■ **YOUR INSTRUCTIONS**: Write each line out exactly, leaving none out.

INFORMATION SUPPLIED start

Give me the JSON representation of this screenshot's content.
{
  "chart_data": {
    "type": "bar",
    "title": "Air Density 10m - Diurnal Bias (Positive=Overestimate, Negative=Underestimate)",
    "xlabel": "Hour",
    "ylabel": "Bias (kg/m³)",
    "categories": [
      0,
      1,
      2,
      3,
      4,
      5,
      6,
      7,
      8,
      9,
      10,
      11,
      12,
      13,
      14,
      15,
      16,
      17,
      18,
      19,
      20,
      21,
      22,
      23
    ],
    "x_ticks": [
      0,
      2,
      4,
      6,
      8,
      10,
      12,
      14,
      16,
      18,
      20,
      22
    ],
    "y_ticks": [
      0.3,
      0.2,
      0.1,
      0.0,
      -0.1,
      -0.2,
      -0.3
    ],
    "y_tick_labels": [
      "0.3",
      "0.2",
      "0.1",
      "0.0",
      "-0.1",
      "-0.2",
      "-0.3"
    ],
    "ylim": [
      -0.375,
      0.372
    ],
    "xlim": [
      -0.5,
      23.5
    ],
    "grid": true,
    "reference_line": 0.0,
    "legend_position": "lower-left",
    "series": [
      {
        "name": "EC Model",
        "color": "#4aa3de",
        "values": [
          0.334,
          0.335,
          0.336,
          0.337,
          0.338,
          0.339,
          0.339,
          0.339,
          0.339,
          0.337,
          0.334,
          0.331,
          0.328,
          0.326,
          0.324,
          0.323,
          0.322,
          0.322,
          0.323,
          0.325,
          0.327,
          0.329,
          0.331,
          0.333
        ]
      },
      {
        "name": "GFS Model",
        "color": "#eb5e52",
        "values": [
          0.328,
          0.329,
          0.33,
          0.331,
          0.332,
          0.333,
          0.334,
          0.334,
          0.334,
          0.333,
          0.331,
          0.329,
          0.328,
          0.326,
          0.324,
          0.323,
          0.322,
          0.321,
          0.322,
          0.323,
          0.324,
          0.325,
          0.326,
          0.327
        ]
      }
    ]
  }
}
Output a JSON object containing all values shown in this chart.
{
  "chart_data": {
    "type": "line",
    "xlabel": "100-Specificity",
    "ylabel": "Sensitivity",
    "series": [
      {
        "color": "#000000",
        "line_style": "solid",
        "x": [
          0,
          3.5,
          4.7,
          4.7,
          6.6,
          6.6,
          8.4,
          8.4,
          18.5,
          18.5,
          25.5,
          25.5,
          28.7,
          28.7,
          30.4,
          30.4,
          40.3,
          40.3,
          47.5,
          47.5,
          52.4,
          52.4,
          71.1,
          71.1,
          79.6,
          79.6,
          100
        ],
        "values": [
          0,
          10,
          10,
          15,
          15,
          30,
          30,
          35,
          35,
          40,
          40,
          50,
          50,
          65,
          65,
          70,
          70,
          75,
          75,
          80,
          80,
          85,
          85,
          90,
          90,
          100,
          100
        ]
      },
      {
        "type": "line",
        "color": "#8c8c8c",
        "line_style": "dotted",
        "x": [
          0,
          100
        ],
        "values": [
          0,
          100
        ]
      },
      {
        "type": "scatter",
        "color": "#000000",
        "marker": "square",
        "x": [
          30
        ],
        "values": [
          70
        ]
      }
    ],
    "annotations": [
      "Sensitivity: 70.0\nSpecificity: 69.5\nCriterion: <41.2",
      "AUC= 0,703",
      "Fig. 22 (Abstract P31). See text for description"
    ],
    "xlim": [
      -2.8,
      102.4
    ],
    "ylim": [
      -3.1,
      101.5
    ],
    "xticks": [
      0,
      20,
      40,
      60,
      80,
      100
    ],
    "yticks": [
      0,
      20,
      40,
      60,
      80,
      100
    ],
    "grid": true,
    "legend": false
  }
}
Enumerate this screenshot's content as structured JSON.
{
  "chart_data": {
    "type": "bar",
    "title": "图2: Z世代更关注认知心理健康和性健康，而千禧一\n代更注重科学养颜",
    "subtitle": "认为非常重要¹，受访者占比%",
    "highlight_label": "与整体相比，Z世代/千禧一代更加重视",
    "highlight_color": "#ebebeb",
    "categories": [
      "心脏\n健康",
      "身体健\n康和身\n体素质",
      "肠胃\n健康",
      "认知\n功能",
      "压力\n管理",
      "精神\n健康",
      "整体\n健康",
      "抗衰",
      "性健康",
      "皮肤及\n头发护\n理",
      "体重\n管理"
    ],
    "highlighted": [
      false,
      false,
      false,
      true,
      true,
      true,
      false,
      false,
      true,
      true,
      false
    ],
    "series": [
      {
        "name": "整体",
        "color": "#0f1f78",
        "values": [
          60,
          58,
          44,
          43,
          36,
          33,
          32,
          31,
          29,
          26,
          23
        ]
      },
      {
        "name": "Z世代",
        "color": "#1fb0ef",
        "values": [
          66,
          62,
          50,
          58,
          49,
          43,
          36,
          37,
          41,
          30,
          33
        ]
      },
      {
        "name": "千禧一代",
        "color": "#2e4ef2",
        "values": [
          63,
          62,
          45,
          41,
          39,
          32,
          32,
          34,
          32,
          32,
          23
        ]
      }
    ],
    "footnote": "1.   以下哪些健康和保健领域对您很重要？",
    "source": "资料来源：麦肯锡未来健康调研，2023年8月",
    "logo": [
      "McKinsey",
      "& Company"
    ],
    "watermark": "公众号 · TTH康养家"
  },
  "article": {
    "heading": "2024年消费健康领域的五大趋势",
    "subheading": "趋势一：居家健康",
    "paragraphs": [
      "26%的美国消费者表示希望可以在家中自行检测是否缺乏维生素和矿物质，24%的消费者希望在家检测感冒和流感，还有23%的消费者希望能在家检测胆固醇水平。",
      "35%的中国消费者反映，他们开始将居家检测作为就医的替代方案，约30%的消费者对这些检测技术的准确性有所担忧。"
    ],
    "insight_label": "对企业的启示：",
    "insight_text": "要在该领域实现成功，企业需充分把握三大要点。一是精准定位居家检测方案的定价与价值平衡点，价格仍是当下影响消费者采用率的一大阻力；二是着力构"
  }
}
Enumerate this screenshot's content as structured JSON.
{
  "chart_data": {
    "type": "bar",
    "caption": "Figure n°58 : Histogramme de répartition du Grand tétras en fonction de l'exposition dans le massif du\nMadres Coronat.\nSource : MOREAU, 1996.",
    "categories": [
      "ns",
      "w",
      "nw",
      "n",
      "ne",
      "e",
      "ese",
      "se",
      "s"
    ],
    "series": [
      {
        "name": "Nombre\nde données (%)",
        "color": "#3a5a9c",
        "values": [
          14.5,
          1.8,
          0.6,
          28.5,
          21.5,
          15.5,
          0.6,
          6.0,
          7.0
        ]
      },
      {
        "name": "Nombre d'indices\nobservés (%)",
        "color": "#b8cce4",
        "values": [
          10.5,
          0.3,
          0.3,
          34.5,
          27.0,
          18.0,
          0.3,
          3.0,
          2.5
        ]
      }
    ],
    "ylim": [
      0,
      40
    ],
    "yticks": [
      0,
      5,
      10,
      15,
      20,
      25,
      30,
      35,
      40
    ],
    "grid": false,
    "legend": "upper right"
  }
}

INFORMATION SUPPLIED end

■ **RESULT OF THIS EXERCISE**:
Give me the JSON representation of this screenshot's content.
{
  "chart_data": {
    "type": "bar",
    "title": "Air Density 10m - Diurnal Bias (Positive=Overestimate, Negative=Underestimate)",
    "xlabel": "Hour",
    "ylabel": "Bias (kg/m³)",
    "categories": [
      0,
      1,
      2,
      3,
      4,
      5,
      6,
      7,
      8,
      9,
      10,
      11,
      12,
      13,
      14,
      15,
      16,
      17,
      18,
      19,
      20,
      21,
      22,
      23
    ],
    "x_ticks": [
      0,
      2,
      4,
      6,
      8,
      10,
      12,
      14,
      16,
      18,
      20,
      22
    ],
    "y_ticks": [
      0.3,
      0.2,
      0.1,
      0.0,
      -0.1,
      -0.2,
      -0.3
    ],
    "y_tick_labels": [
      "0.3",
      "0.2",
      "0.1",
      "0.0",
      "-0.1",
      "-0.2",
      "-0.3"
    ],
    "ylim": [
      -0.375,
      0.372
    ],
    "xlim": [
      -0.5,
      23.5
    ],
    "grid": true,
    "reference_line": 0.0,
    "legend_position": "lower-left",
    "series": [
      {
        "name": "EC Model",
        "color": "#4aa3de",
        "values": [
          0.334,
          0.335,
          0.336,
          0.337,
          0.338,
          0.339,
          0.339,
          0.339,
          0.339,
          0.337,
          0.334,
          0.331,
          0.328,
          0.326,
          0.324,
          0.323,
          0.322,
          0.322,
          0.323,
          0.325,
          0.327,
          0.329,
          0.331,
          0.333
        ]
      },
      {
        "name": "GFS Model",
        "color": "#eb5e52",
        "values": [
          0.328,
          0.329,
          0.33,
          0.331,
          0.332,
          0.333,
          0.334,
          0.334,
          0.334,
          0.333,
          0.331,
          0.329,
          0.328,
          0.326,
          0.324,
          0.323,
          0.322,
          0.321,
          0.322,
          0.323,
          0.324,
          0.325,
          0.326,
          0.327
        ]
      }
    ]
  }
}
Output a JSON object containing all values shown in this chart.
{
  "chart_data": {
    "type": "line",
    "xlabel": "100-Specificity",
    "ylabel": "Sensitivity",
    "series": [
      {
        "color": "#000000",
        "line_style": "solid",
        "x": [
          0,
          3.5,
          4.7,
          4.7,
          6.6,
          6.6,
          8.4,
          8.4,
          18.5,
          18.5,
          25.5,
          25.5,
          28.7,
          28.7,
          30.4,
          30.4,
          40.3,
          40.3,
          47.5,
          47.5,
          52.4,
          52.4,
          71.1,
          71.1,
          79.6,
          79.6,
          100
        ],
        "values": [
          0,
          10,
          10,
          15,
          15,
          30,
          30,
          35,
          35,
          40,
          40,
          50,
          50,
          65,
          65,
          70,
          70,
          75,
          75,
          80,
          80,
          85,
          85,
          90,
          90,
          100,
          100
        ]
      },
      {
        "type": "line",
        "color": "#8c8c8c",
        "line_style": "dotted",
        "x": [
          0,
          100
        ],
        "values": [
          0,
          100
        ]
      },
      {
        "type": "scatter",
        "color": "#000000",
        "marker": "square",
        "x": [
          30
        ],
        "values": [
          70
        ]
      }
    ],
    "annotations": [
      "Sensitivity: 70.0\nSpecificity: 69.5\nCriterion: <41.2",
      "AUC= 0,703",
      "Fig. 22 (Abstract P31). See text for description"
    ],
    "xlim": [
      -2.8,
      102.4
    ],
    "ylim": [
      -3.1,
      101.5
    ],
    "xticks": [
      0,
      20,
      40,
      60,
      80,
      100
    ],
    "yticks": [
      0,
      20,
      40,
      60,
      80,
      100
    ],
    "grid": true,
    "legend": false
  }
}
Enumerate this screenshot's content as structured JSON.
{
  "chart_data": {
    "type": "bar",
    "title": "图2: Z世代更关注认知心理健康和性健康，而千禧一\n代更注重科学养颜",
    "subtitle": "认为非常重要¹，受访者占比%",
    "highlight_label": "与整体相比，Z世代/千禧一代更加重视",
    "highlight_color": "#ebebeb",
    "categories": [
      "心脏\n健康",
      "身体健\n康和身\n体素质",
      "肠胃\n健康",
      "认知\n功能",
      "压力\n管理",
      "精神\n健康",
      "整体\n健康",
      "抗衰",
      "性健康",
      "皮肤及\n头发护\n理",
      "体重\n管理"
    ],
    "highlighted": [
      false,
      false,
      false,
      true,
      true,
      true,
      false,
      false,
      true,
      true,
      false
    ],
    "series": [
      {
        "name": "整体",
        "color": "#0f1f78",
        "values": [
          60,
          58,
          44,
          43,
          36,
          33,
          32,
          31,
          29,
          26,
          23
        ]
      },
      {
        "name": "Z世代",
        "color": "#1fb0ef",
        "values": [
          66,
          62,
          50,
          58,
          49,
          43,
          36,
          37,
          41,
          30,
          33
        ]
      },
      {
        "name": "千禧一代",
        "color": "#2e4ef2",
        "values": [
          63,
          62,
          45,
          41,
          39,
          32,
          32,
          34,
          32,
          32,
          23
        ]
      }
    ],
    "footnote": "1.   以下哪些健康和保健领域对您很重要？",
    "source": "资料来源：麦肯锡未来健康调研，2023年8月",
    "logo": [
      "McKinsey",
      "& Company"
    ],
    "watermark": "公众号 · TTH康养家"
  },
  "article": {
    "heading": "2024年消费健康领域的五大趋势",
    "subheading": "趋势一：居家健康",
    "paragraphs": [
      "26%的美国消费者表示希望可以在家中自行检测是否缺乏维生素和矿物质，24%的消费者希望在家检测感冒和流感，还有23%的消费者希望能在家检测胆固醇水平。",
      "35%的中国消费者反映，他们开始将居家检测作为就医的替代方案，约30%的消费者对这些检测技术的准确性有所担忧。"
    ],
    "insight_label": "对企业的启示：",
    "insight_text": "要在该领域实现成功，企业需充分把握三大要点。一是精准定位居家检测方案的定价与价值平衡点，价格仍是当下影响消费者采用率的一大阻力；二是着力构"
  }
}
Enumerate this screenshot's content as structured JSON.
{
  "chart_data": {
    "type": "bar",
    "caption": "Figure n°58 : Histogramme de répartition du Grand tétras en fonction de l'exposition dans le massif du\nMadres Coronat.\nSource : MOREAU, 1996.",
    "categories": [
      "ns",
      "w",
      "nw",
      "n",
      "ne",
      "e",
      "ese",
      "se",
      "s"
    ],
    "series": [
      {
        "name": "Nombre\nde données (%)",
        "color": "#3a5a9c",
        "values": [
          14.5,
          1.8,
          0.6,
          28.5,
          21.5,
          15.5,
          0.6,
          6.0,
          7.0
        ]
      },
      {
        "name": "Nombre d'indices\nobservés (%)",
        "color": "#b8cce4",
        "values": [
          10.5,
          0.3,
          0.3,
          34.5,
          27.0,
          18.0,
          0.3,
          3.0,
          2.5
        ]
      }
    ],
    "ylim": [
      0,
      40
    ],
    "yticks": [
      0,
      5,
      10,
      15,
      20,
      25,
      30,
      35,
      40
    ],
    "grid": false,
    "legend": "upper right"
  }
}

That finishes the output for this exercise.